=== RECORDS FOR THIS EXERCISE ===
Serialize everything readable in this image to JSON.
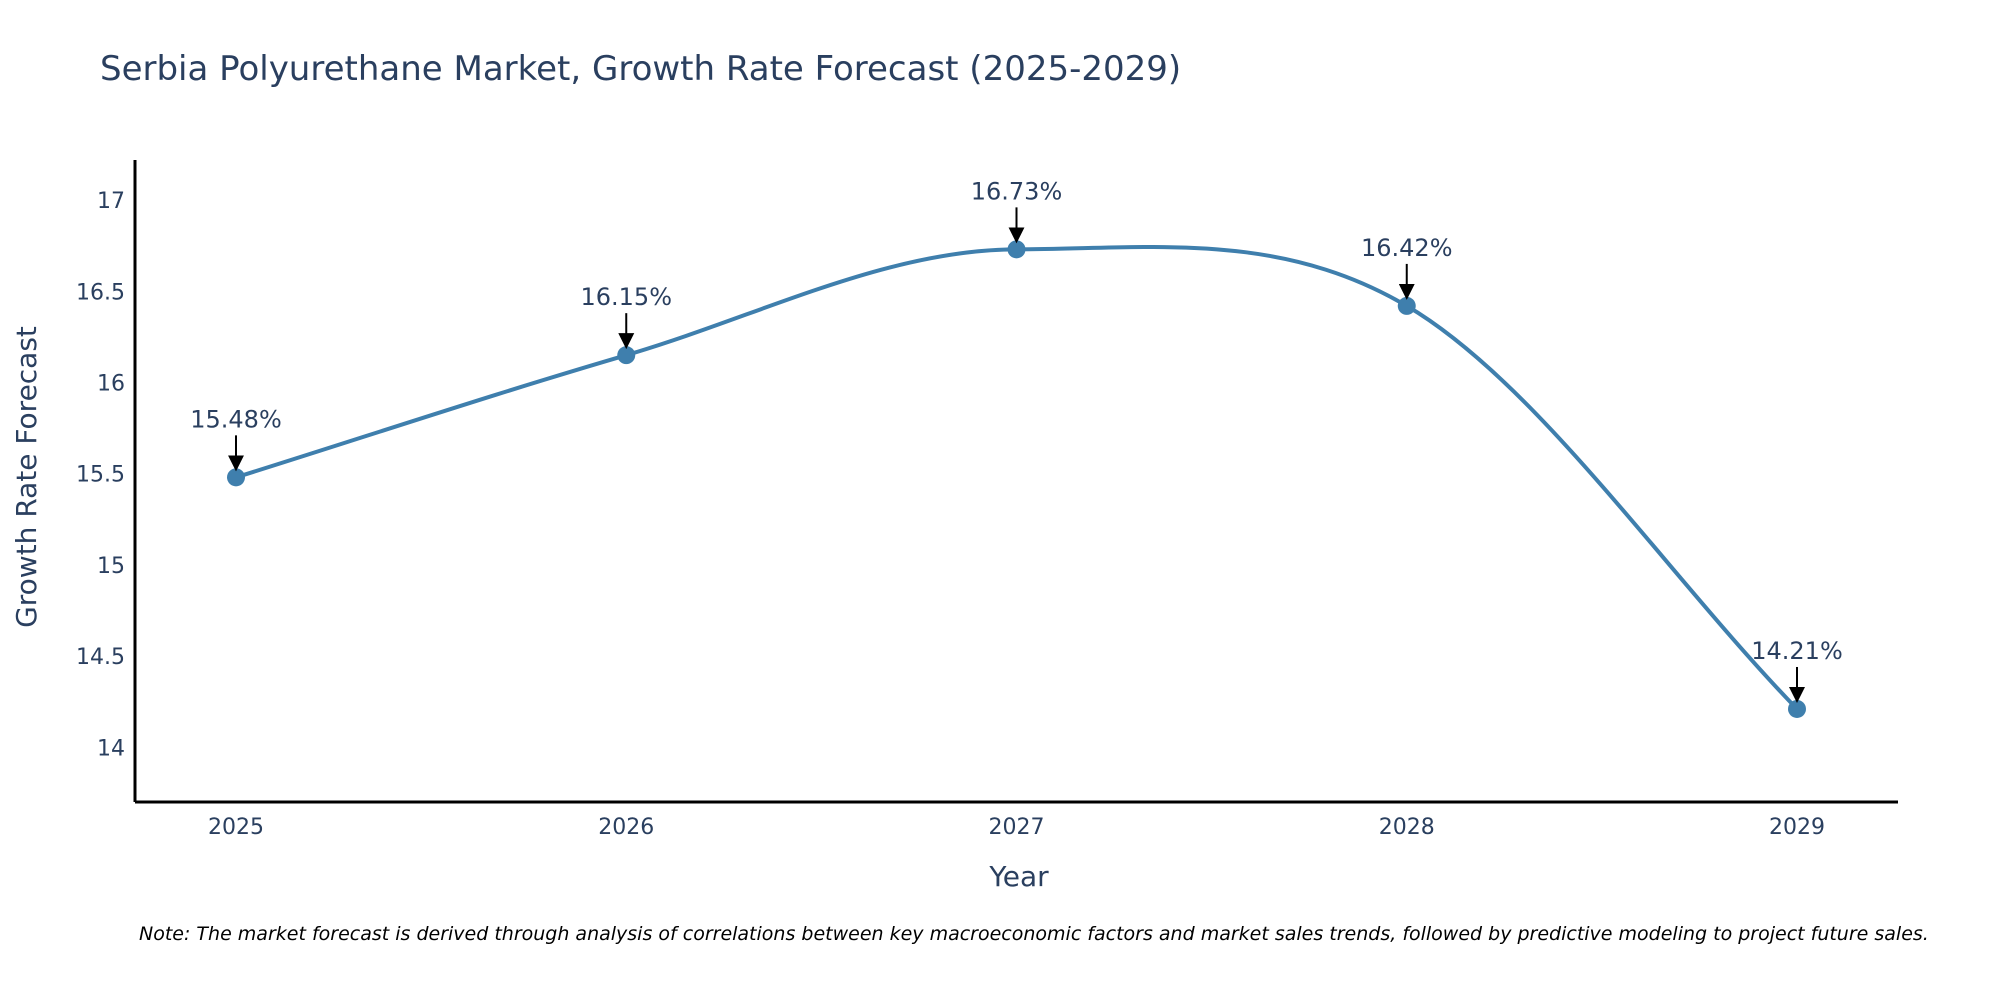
{
  "colors": {
    "line": "#3f7fad",
    "marker": "#3f7fad",
    "text": "#2a3f5f",
    "axis": "#000000",
    "arrow": "#000000",
    "background": "#ffffff"
  },
  "chart_data": {
    "type": "line",
    "title": "Serbia Polyurethane Market, Growth Rate Forecast (2025-2029)",
    "xlabel": "Year",
    "ylabel": "Growth Rate Forecast",
    "categories": [
      "2025",
      "2026",
      "2027",
      "2028",
      "2029"
    ],
    "series": [
      {
        "name": "Growth Rate Forecast",
        "values": [
          15.48,
          16.15,
          16.73,
          16.42,
          14.21
        ],
        "labels": [
          "15.48%",
          "16.15%",
          "16.73%",
          "16.42%",
          "14.21%"
        ]
      }
    ],
    "ylim": [
      13.7,
      17.22
    ],
    "yticks": [
      14,
      14.5,
      15,
      15.5,
      16,
      16.5,
      17
    ],
    "ytick_labels": [
      "14",
      "14.5",
      "15",
      "15.5",
      "16",
      "16.5",
      "17"
    ],
    "grid": false,
    "line_shape": "spline",
    "note": "Note: The market forecast is derived through analysis of correlations between key macroeconomic factors and market sales trends, followed by predictive modeling to project future sales."
  }
}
===
## [JOB]
List each line holding the string "Growth".

## [RESPONSE TO THE TASK]
    "title": "Serbia Polyurethane Market, Growth Rate Forecast (2025-2029)",
    "ylabel": "Growth Rate Forecast",
        "name": "Growth Rate Forecast",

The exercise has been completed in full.